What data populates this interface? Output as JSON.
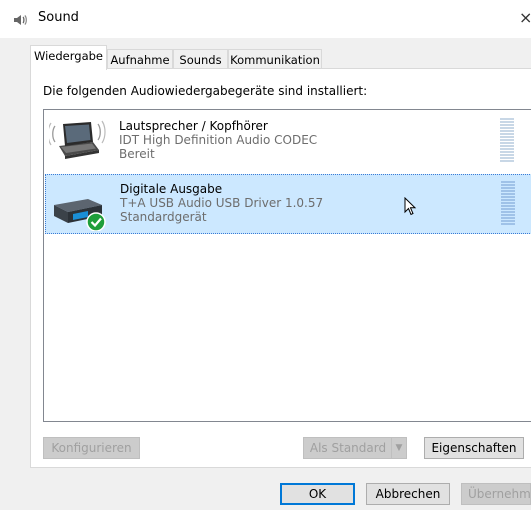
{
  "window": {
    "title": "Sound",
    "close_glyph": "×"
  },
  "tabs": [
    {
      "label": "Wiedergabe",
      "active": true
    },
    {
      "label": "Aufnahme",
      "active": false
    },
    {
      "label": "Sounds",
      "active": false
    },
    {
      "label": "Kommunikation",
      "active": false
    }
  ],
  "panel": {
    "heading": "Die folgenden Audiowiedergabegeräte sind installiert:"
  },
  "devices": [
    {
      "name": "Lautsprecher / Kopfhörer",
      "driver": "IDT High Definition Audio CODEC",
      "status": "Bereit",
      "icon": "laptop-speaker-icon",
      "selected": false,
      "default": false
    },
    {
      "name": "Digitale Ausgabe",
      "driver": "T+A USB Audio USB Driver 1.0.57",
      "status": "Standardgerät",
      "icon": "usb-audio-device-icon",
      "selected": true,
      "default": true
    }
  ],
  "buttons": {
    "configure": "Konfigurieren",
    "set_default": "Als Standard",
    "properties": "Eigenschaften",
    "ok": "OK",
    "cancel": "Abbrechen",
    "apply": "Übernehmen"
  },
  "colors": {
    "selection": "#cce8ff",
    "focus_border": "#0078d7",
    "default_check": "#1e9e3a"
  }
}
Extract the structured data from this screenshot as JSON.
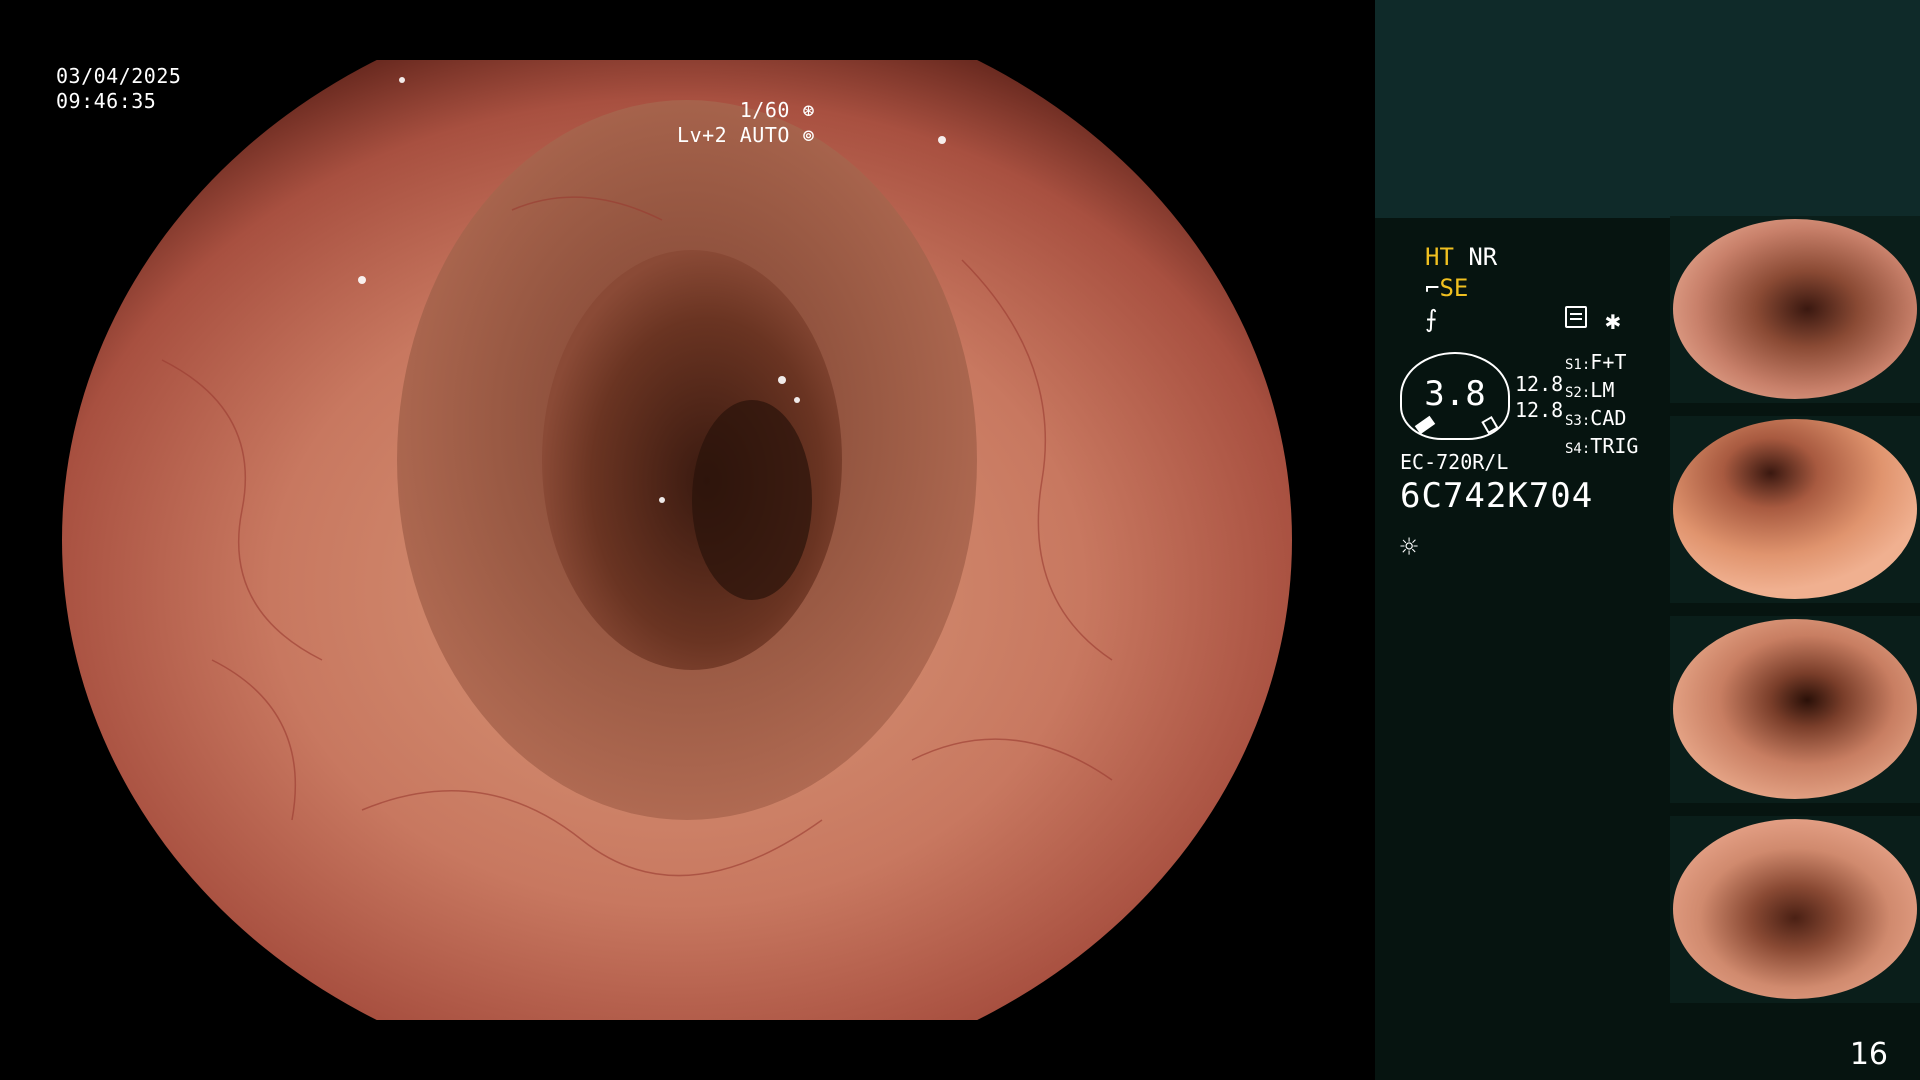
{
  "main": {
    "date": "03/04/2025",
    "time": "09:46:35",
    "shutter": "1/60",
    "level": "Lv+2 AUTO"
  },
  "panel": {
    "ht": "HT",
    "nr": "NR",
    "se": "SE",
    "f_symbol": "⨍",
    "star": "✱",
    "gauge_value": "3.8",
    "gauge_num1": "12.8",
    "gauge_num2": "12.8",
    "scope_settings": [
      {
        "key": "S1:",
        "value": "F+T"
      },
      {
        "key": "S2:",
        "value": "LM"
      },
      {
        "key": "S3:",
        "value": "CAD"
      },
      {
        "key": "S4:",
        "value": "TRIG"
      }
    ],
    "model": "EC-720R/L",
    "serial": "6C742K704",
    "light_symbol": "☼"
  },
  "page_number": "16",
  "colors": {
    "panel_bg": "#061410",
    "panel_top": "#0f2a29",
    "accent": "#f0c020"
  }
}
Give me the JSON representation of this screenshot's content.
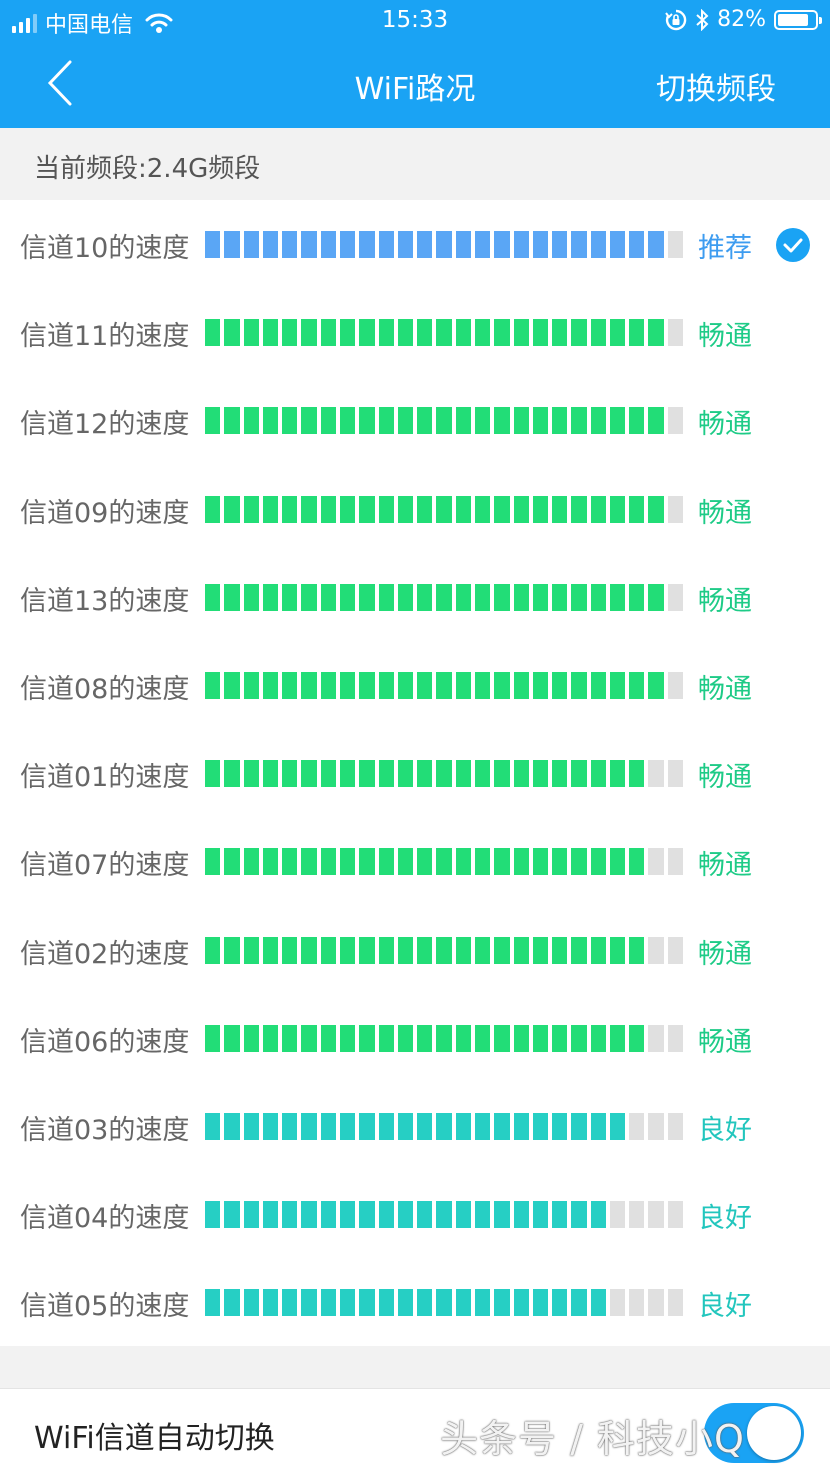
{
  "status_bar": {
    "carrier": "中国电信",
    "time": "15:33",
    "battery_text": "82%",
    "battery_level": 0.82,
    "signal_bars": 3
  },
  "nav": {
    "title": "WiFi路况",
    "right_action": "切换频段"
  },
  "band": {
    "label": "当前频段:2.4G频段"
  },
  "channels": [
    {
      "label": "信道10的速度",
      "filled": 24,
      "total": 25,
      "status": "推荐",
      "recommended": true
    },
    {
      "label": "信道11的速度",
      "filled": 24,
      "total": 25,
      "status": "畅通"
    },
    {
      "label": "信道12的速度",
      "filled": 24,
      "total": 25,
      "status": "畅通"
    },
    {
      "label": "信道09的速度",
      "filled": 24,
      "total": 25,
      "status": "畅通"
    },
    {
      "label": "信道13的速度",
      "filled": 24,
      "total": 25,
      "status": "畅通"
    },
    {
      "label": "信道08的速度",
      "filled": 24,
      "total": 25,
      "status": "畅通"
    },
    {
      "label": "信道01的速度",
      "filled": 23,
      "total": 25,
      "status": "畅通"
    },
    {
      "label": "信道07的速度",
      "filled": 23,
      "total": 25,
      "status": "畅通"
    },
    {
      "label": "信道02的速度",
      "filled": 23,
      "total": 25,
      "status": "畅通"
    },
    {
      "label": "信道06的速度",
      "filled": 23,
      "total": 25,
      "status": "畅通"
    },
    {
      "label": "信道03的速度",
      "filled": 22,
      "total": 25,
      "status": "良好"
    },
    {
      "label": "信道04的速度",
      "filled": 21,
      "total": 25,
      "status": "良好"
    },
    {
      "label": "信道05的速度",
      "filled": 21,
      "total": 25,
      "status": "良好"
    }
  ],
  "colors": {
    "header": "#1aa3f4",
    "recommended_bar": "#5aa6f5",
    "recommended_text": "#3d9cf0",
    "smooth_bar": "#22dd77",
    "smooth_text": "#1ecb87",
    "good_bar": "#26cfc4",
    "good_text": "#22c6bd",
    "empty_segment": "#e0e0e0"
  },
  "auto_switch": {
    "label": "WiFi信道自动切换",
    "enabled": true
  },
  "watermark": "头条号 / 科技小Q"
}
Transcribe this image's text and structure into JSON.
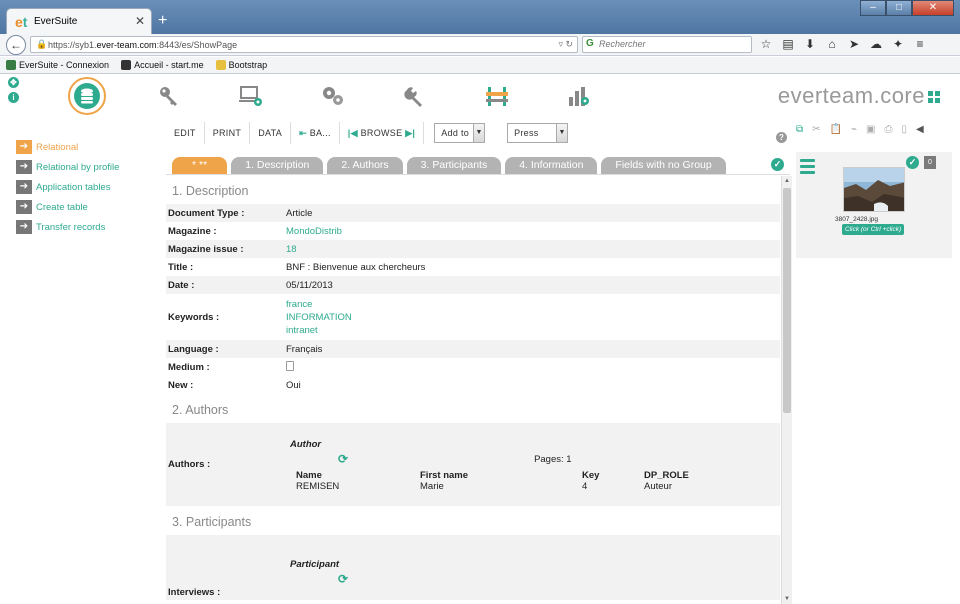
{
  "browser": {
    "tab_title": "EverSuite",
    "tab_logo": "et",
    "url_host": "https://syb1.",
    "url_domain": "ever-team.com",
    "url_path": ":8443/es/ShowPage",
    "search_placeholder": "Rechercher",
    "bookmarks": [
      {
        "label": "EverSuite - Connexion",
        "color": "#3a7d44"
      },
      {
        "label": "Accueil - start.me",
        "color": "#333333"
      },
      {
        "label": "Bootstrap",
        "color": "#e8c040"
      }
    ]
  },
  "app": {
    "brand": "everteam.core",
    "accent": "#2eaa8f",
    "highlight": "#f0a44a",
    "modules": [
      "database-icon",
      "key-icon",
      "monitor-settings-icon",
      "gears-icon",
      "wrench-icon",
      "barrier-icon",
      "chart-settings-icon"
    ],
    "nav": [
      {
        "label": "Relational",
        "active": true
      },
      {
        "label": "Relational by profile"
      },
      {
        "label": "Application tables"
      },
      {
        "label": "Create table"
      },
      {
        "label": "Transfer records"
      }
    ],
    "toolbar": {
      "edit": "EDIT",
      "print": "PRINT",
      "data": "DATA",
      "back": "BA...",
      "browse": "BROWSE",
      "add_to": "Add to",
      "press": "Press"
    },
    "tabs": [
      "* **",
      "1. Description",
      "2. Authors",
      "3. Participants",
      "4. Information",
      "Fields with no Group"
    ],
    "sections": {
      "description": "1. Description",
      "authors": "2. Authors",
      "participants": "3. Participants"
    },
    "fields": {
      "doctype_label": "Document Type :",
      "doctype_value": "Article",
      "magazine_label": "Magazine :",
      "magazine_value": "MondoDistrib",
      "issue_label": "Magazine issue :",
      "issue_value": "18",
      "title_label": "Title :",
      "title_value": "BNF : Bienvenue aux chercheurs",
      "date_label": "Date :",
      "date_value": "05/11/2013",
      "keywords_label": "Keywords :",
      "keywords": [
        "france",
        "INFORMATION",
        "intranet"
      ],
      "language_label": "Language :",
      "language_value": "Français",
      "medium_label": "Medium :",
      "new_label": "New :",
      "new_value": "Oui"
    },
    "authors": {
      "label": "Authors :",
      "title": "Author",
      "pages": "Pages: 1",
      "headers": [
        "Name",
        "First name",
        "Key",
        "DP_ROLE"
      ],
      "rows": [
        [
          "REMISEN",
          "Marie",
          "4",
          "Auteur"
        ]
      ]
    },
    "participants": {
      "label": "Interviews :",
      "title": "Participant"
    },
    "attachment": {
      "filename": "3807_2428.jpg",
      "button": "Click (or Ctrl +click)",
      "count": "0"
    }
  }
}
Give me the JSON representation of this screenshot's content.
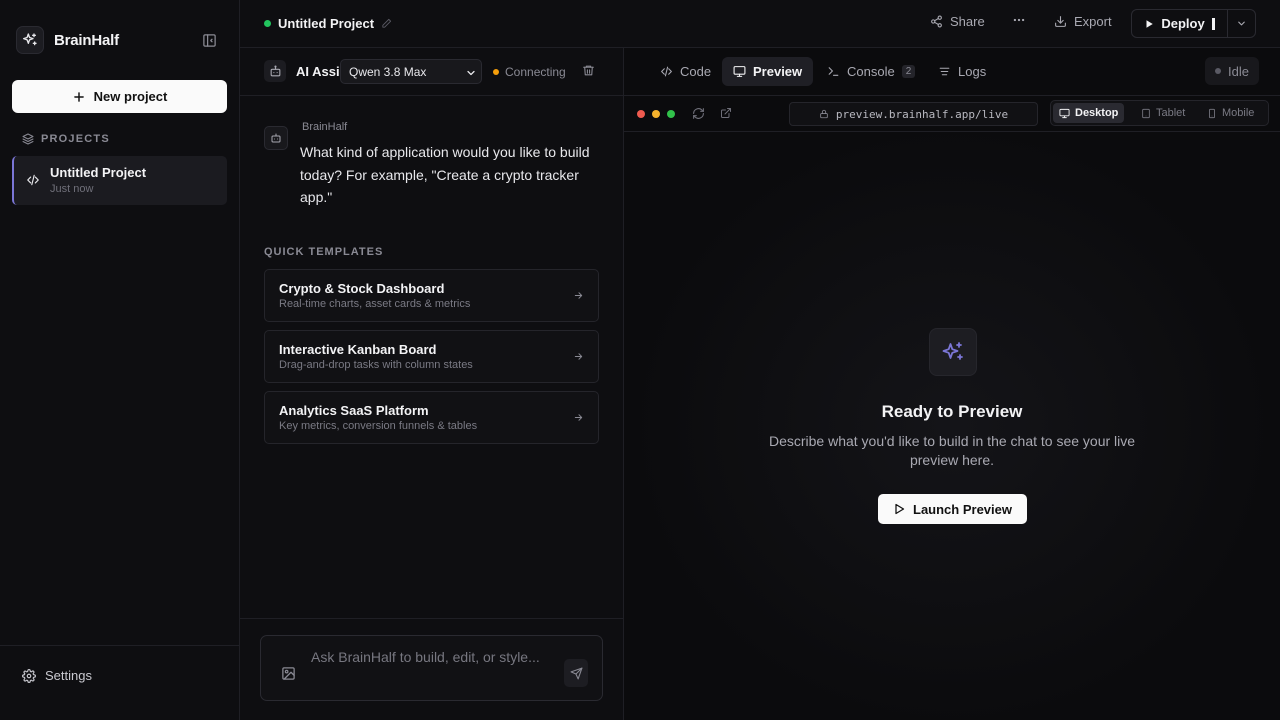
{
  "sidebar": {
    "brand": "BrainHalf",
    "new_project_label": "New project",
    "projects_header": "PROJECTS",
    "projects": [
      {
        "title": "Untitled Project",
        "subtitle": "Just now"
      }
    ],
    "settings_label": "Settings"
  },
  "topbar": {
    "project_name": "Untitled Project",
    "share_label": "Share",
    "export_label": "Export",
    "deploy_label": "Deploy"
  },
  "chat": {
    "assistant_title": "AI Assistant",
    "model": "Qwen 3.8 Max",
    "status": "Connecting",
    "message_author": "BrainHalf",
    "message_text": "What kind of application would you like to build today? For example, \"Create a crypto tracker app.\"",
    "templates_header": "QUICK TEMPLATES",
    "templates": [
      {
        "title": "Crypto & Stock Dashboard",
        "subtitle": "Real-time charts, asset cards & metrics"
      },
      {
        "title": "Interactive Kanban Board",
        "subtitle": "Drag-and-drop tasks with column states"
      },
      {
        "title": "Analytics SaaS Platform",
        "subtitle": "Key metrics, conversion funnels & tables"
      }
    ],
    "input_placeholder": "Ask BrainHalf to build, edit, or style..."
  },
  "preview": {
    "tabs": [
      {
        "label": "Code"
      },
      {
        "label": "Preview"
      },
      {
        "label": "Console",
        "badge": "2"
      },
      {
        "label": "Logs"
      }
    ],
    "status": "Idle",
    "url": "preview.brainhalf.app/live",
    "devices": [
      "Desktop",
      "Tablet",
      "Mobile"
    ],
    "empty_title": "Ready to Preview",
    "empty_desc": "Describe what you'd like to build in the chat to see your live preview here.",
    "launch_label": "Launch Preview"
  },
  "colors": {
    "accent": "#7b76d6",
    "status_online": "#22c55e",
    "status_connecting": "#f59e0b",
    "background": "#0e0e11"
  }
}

• Short task
Select from the material above each line in which the string "time" appears, and list those lines.

• Right answer
    "time": "09:46:35",
    "time": "15:33",
        "subtitle": "Real-time charts, asset cards & metrics"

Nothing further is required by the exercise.